## GIVEN TASK
Copy all lines of the listing that include the string "三会一课".
==== INPUT MATERIAL
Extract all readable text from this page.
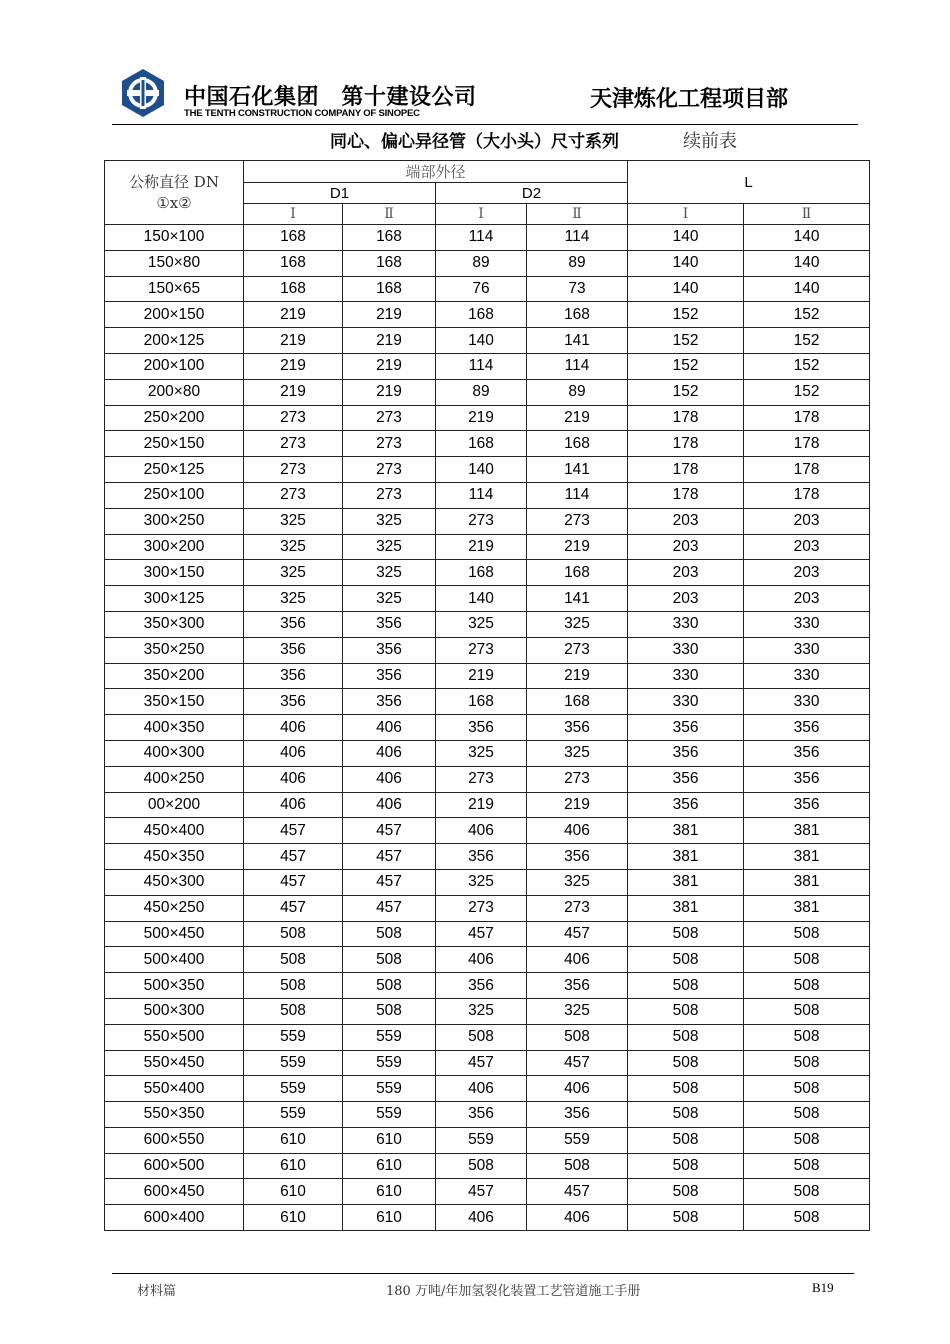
中国石化集团　第十建设公司
THE TENTH CONSTRUCTION COMPANY OF SINOPEC
天津炼化工程项目部
同心、偏心异径管（大小头）尺寸系列	续前表
公称直径 DN
①x②	端部外径				L	
	D1		D2			
	Ⅰ	Ⅱ	Ⅰ	Ⅱ	Ⅰ	Ⅱ
150×100	168	168	114	114	140	140
150×80	168	168	89	89	140	140
150×65	168	168	76	73	140	140
200×150	219	219	168	168	152	152
200×125	219	219	140	141	152	152
200×100	219	219	114	114	152	152
200×80	219	219	89	89	152	152
250×200	273	273	219	219	178	178
250×150	273	273	168	168	178	178
250×125	273	273	140	141	178	178
250×100	273	273	114	114	178	178
300×250	325	325	273	273	203	203
300×200	325	325	219	219	203	203
300×150	325	325	168	168	203	203
300×125	325	325	140	141	203	203
350×300	356	356	325	325	330	330
350×250	356	356	273	273	330	330
350×200	356	356	219	219	330	330
350×150	356	356	168	168	330	330
400×350	406	406	356	356	356	356
400×300	406	406	325	325	356	356
400×250	406	406	273	273	356	356
00×200	406	406	219	219	356	356
450×400	457	457	406	406	381	381
450×350	457	457	356	356	381	381
450×300	457	457	325	325	381	381
450×250	457	457	273	273	381	381
500×450	508	508	457	457	508	508
500×400	508	508	406	406	508	508
500×350	508	508	356	356	508	508
500×300	508	508	325	325	508	508
550×500	559	559	508	508	508	508
550×450	559	559	457	457	508	508
550×400	559	559	406	406	508	508
550×350	559	559	356	356	508	508
600×550	610	610	559	559	508	508
600×500	610	610	508	508	508	508
600×450	610	610	457	457	508	508
600×400	610	610	406	406	508	508
材料篇	180 万吨/年加氢裂化装置工艺管道施工手册	B19
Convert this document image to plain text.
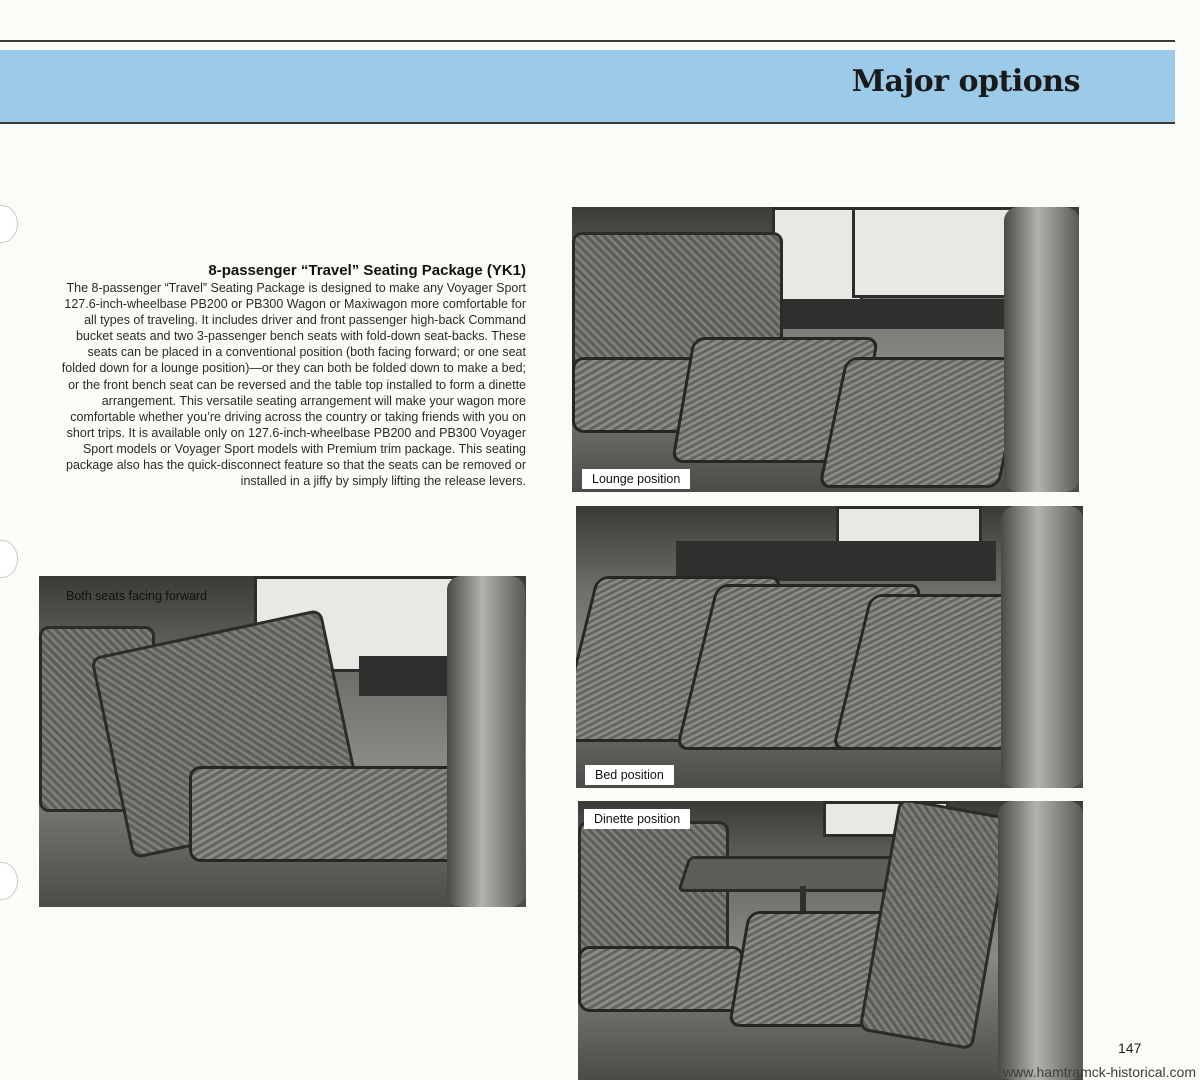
Major options
8-passenger “Travel” Seating Package (YK1)

The 8-passenger “Travel” Seating Package is designed to make any Voyager Sport 127.6-inch-wheelbase PB200 or PB300 Wagon or Maxiwagon more comfortable for all types of traveling. It includes driver and front passenger high-back Command bucket seats and two 3-passenger bench seats with fold-down seat-backs. These seats can be placed in a conventional position (both facing forward; or one seat folded down for a lounge position)—or they can both be folded down to make a bed; or the front bench seat can be reversed and the table top installed to form a dinette arrangement. This versatile seating arrangement will make your wagon more comfortable whether you’re driving across the country or taking friends with you on short trips. It is available only on 127.6-inch-wheelbase PB200 and PB300 Voyager Sport models or Voyager Sport models with Premium trim package. This seating package also has the quick-disconnect feature so that the seats can be removed or installed in a jiffy by simply lifting the release levers.

Both seats facing forward
Lounge position
Bed position
Dinette position
147
www.hamtramck-historical.com
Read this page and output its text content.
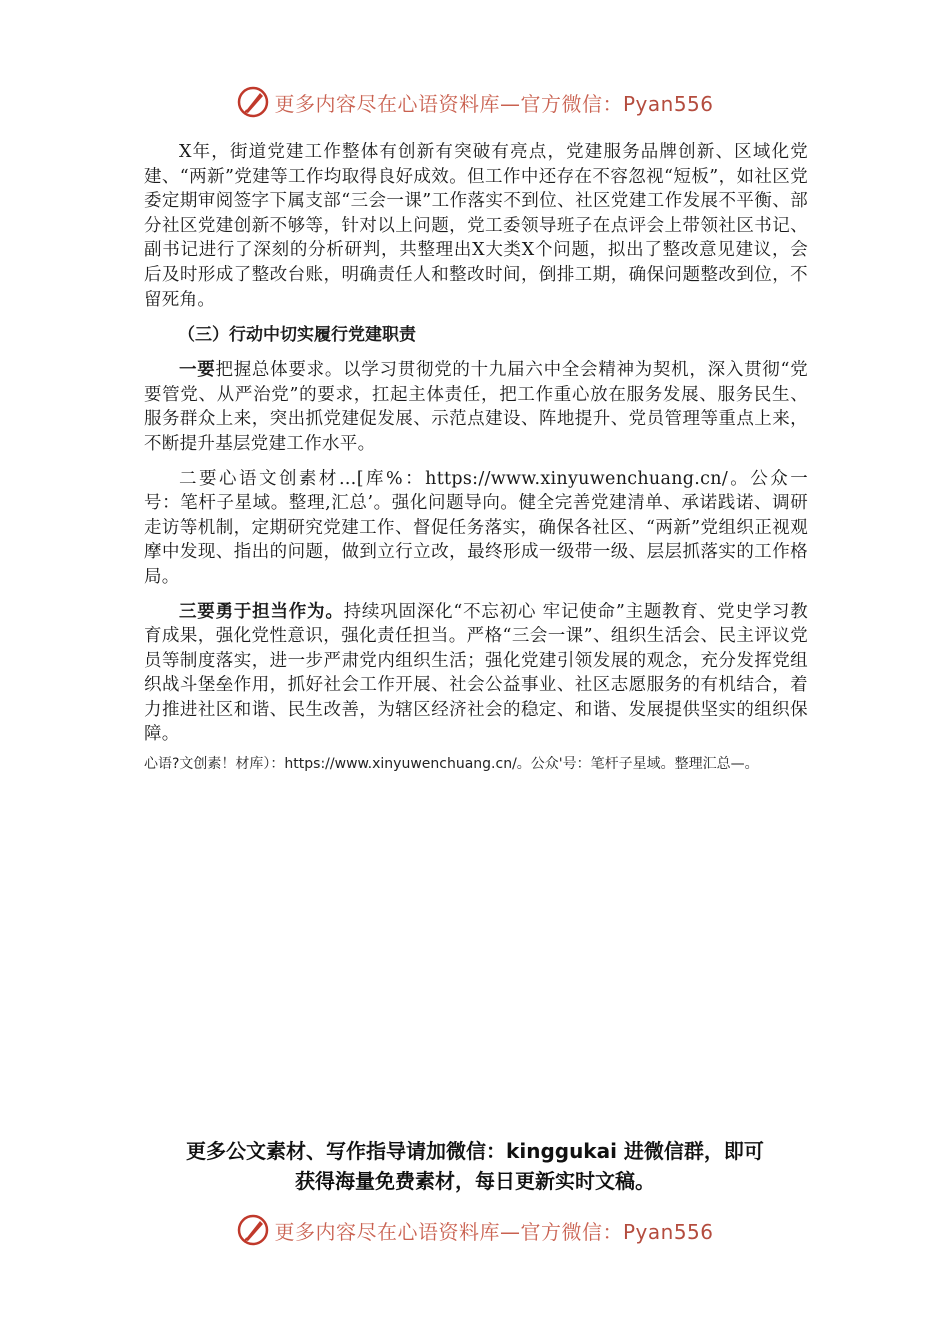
更多内容尽在心语资料库—官方微信：Pyan556

X年，街道党建工作整体有创新有突破有亮点，党建服务品牌创新、区域化党建、“两新”党建等工作均取得良好成效。但工作中还存在不容忽视“短板”，如社区党委定期审阅签字下属支部“三会一课”工作落实不到位、社区党建工作发展不平衡、部分社区党建创新不够等，针对以上问题，党工委领导班子在点评会上带领社区书记、副书记进行了深刻的分析研判，共整理出X大类X个问题，拟出了整改意见建议，会后及时形成了整改台账，明确责任人和整改时间，倒排工期，确保问题整改到位，不留死角。

（三）行动中切实履行党建职责

一要把握总体要求。以学习贯彻党的十九届六中全会精神为契机，深入贯彻“党要管党、从严治党”的要求，扛起主体责任，把工作重心放在服务发展、服务民生、服务群众上来，突出抓党建促发展、示范点建设、阵地提升、党员管理等重点上来，不断提升基层党建工作水平。

二要心语文创素材…[库%：https://www.xinyuwenchuang.cn/。公众一号：笔杆子星域。整理,汇总’。强化问题导向。健全完善党建清单、承诺践诺、调研走访等机制，定期研究党建工作、督促任务落实，确保各社区、“两新”党组织正视观摩中发现、指出的问题，做到立行立改，最终形成一级带一级、层层抓落实的工作格局。

三要勇于担当作为。持续巩固深化“不忘初心 牢记使命”主题教育、党史学习教育成果，强化党性意识，强化责任担当。严格“三会一课”、组织生活会、民主评议党员等制度落实，进一步严肃党内组织生活；强化党建引领发展的观念，充分发挥党组织战斗堡垒作用，抓好社会工作开展、社会公益事业、社区志愿服务的有机结合，着力推进社区和谐、民生改善，为辖区经济社会的稳定、和谐、发展提供坚实的组织保障。

心语?文创素！材库）：https://www.xinyuwenchuang.cn/。公众'号：笔杆子星域。整理汇总—。

更多公文素材、写作指导请加微信：kinggukai 进微信群，即可
获得海量免费素材，每日更新实时文稿。
更多内容尽在心语资料库—官方微信：Pyan556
========
## WRITTEN SOLUTION
X年，街道党建工作整体有创新有突破有亮点，党建服务品牌创新、区域化党建、“两新”党建等工作均取得良好成效。但工作中还存在不容忽视“短板”，如社区党委定期审阅签字下属支部“三会一课”工作落实不到位、社区党建工作发展不平衡、部分社区党建创新不够等，针对以上问题，党工委领导班子在点评会上带领社区书记、副书记进行了深刻的分析研判，共整理出X大类X个问题，拟出了整改意见建议，会后及时形成了整改台账，明确责任人和整改时间，倒排工期，确保问题整改到位，不留死角。
三要勇于担当作为。持续巩固深化“不忘初心 牢记使命”主题教育、党史学习教育成果，强化党性意识，强化责任担当。严格“三会一课”、组织生活会、民主评议党员等制度落实，进一步严肃党内组织生活；强化党建引领发展的观念，充分发挥党组织战斗堡垒作用，抓好社会工作开展、社会公益事业、社区志愿服务的有机结合，着力推进社区和谐、民生改善，为辖区经济社会的稳定、和谐、发展提供坚实的组织保障。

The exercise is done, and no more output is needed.